** start Supplied material **

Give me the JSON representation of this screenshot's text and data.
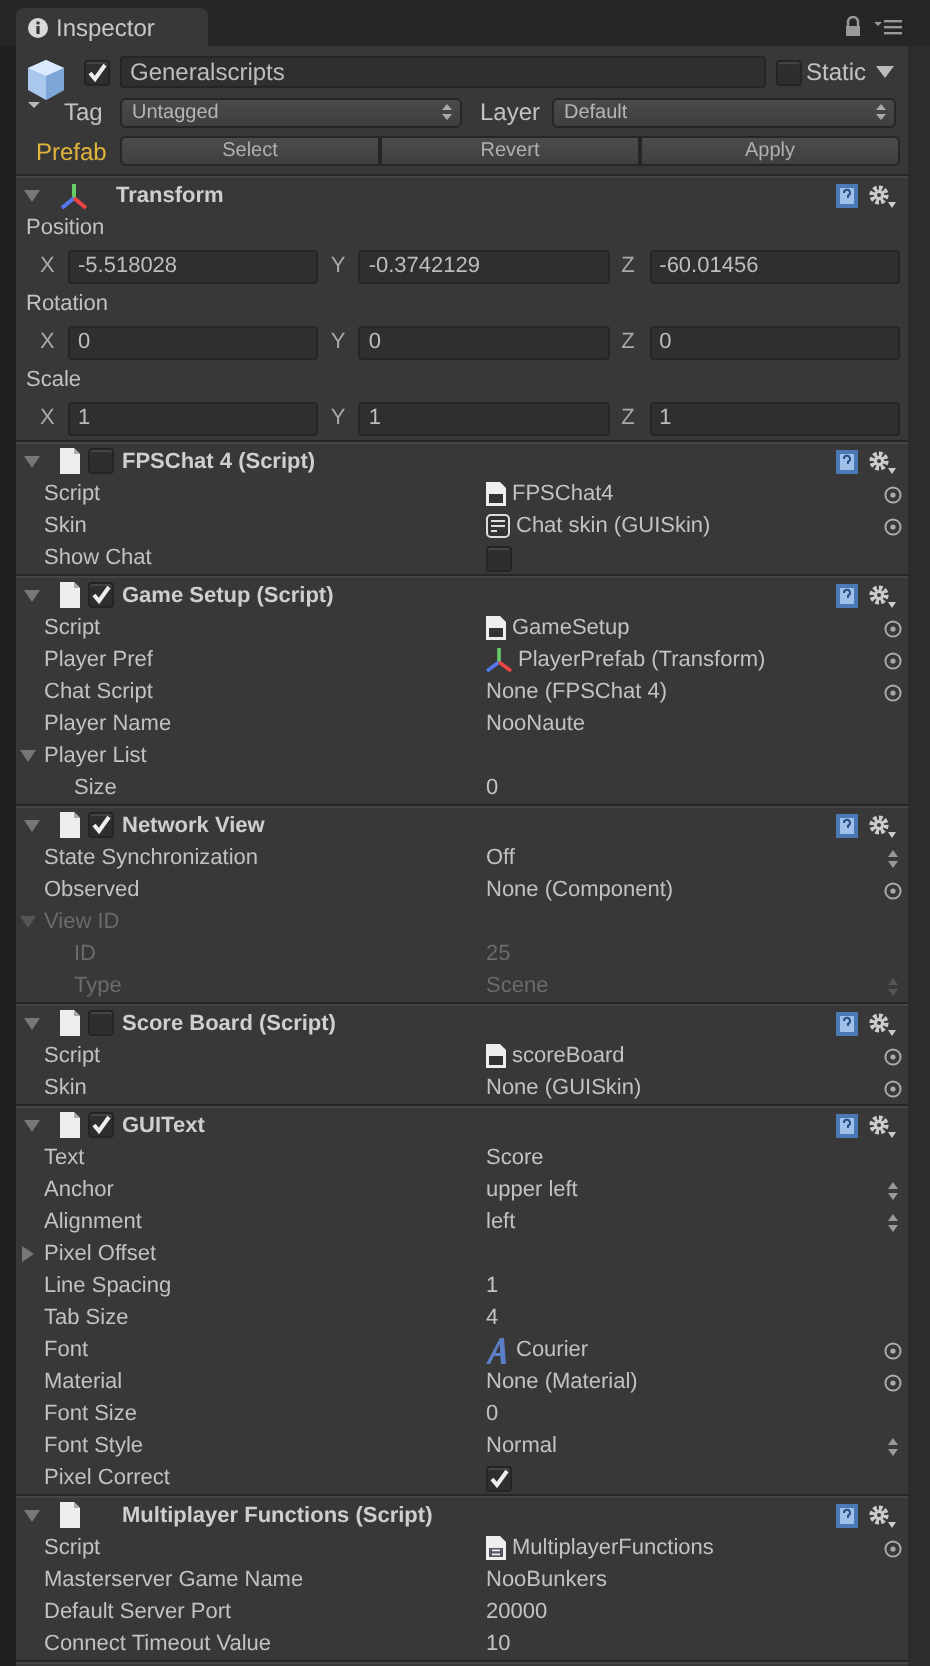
{
  "tab": {
    "label": "Inspector"
  },
  "object": {
    "active": true,
    "name": "Generalscripts",
    "static_label": "Static",
    "static": false,
    "tag_label": "Tag",
    "tag": "Untagged",
    "layer_label": "Layer",
    "layer": "Default",
    "prefab_label": "Prefab",
    "prefab_buttons": [
      "Select",
      "Revert",
      "Apply"
    ]
  },
  "transform": {
    "title": "Transform",
    "expanded": true,
    "vectors": [
      {
        "label": "Position",
        "fields": [
          {
            "axis": "X",
            "value": "-5.518028"
          },
          {
            "axis": "Y",
            "value": "-0.3742129"
          },
          {
            "axis": "Z",
            "value": "-60.01456"
          }
        ]
      },
      {
        "label": "Rotation",
        "fields": [
          {
            "axis": "X",
            "value": "0"
          },
          {
            "axis": "Y",
            "value": "0"
          },
          {
            "axis": "Z",
            "value": "0"
          }
        ]
      },
      {
        "label": "Scale",
        "fields": [
          {
            "axis": "X",
            "value": "1"
          },
          {
            "axis": "Y",
            "value": "1"
          },
          {
            "axis": "Z",
            "value": "1"
          }
        ]
      }
    ]
  },
  "components": [
    {
      "title": "FPSChat 4 (Script)",
      "expanded": true,
      "enabled": false,
      "properties": [
        {
          "kind": "object",
          "label": "Script",
          "value": "FPSChat4",
          "asset": {
            "kind": "js"
          }
        },
        {
          "kind": "object",
          "label": "Skin",
          "value": "Chat skin (GUISkin)",
          "asset": {
            "kind": "skin"
          }
        },
        {
          "kind": "checkbox",
          "label": "Show Chat",
          "checked": false
        }
      ]
    },
    {
      "title": "Game Setup (Script)",
      "expanded": true,
      "enabled": true,
      "properties": [
        {
          "kind": "object",
          "label": "Script",
          "value": "GameSetup",
          "asset": {
            "kind": "js"
          }
        },
        {
          "kind": "object",
          "label": "Player Pref",
          "value": "PlayerPrefab (Transform)",
          "asset": {
            "kind": "transform"
          }
        },
        {
          "kind": "object",
          "label": "Chat Script",
          "value": "None (FPSChat 4)"
        },
        {
          "kind": "text",
          "label": "Player Name",
          "value": "NooNaute"
        },
        {
          "kind": "foldout",
          "label": "Player List",
          "expanded": true,
          "children": [
            {
              "kind": "text",
              "label": "Size",
              "value": "0"
            }
          ]
        }
      ]
    },
    {
      "title": "Network View",
      "expanded": true,
      "enabled": true,
      "properties": [
        {
          "kind": "dropdown",
          "label": "State Synchronization",
          "value": "Off"
        },
        {
          "kind": "object",
          "label": "Observed",
          "value": "None (Component)"
        },
        {
          "kind": "foldout",
          "label": "View ID",
          "expanded": true,
          "disabled": true,
          "children": [
            {
              "kind": "text",
              "label": "ID",
              "value": "25",
              "disabled": true
            },
            {
              "kind": "dropdown",
              "label": "Type",
              "value": "Scene",
              "disabled": true
            }
          ]
        }
      ]
    },
    {
      "title": "Score Board (Script)",
      "expanded": true,
      "enabled": false,
      "properties": [
        {
          "kind": "object",
          "label": "Script",
          "value": "scoreBoard",
          "asset": {
            "kind": "js"
          }
        },
        {
          "kind": "object",
          "label": "Skin",
          "value": "None (GUISkin)"
        }
      ]
    },
    {
      "title": "GUIText",
      "expanded": true,
      "enabled": true,
      "properties": [
        {
          "kind": "text",
          "label": "Text",
          "value": "Score"
        },
        {
          "kind": "dropdown",
          "label": "Anchor",
          "value": "upper left"
        },
        {
          "kind": "dropdown",
          "label": "Alignment",
          "value": "left"
        },
        {
          "kind": "foldout",
          "label": "Pixel Offset",
          "expanded": false
        },
        {
          "kind": "text",
          "label": "Line Spacing",
          "value": "1"
        },
        {
          "kind": "text",
          "label": "Tab Size",
          "value": "4"
        },
        {
          "kind": "object",
          "label": "Font",
          "value": "Courier",
          "asset": {
            "kind": "font"
          }
        },
        {
          "kind": "object",
          "label": "Material",
          "value": "None (Material)"
        },
        {
          "kind": "text",
          "label": "Font Size",
          "value": "0"
        },
        {
          "kind": "dropdown",
          "label": "Font Style",
          "value": "Normal"
        },
        {
          "kind": "checkbox",
          "label": "Pixel Correct",
          "checked": true
        }
      ]
    },
    {
      "title": "Multiplayer Functions (Script)",
      "expanded": true,
      "properties": [
        {
          "kind": "object",
          "label": "Script",
          "value": "MultiplayerFunctions",
          "asset": {
            "kind": "cs"
          }
        },
        {
          "kind": "text",
          "label": "Masterserver Game Name",
          "value": "NooBunkers"
        },
        {
          "kind": "text",
          "label": "Default Server Port",
          "value": "20000"
        },
        {
          "kind": "text",
          "label": "Connect Timeout Value",
          "value": "10"
        }
      ]
    }
  ]
}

** end Supplied material **

Among the entries above, identify all lines with "None" and copy them.

          "value": "None (FPSChat 4)"
          "value": "None (Component)"
          "value": "None (GUISkin)"
          "value": "None (Material)"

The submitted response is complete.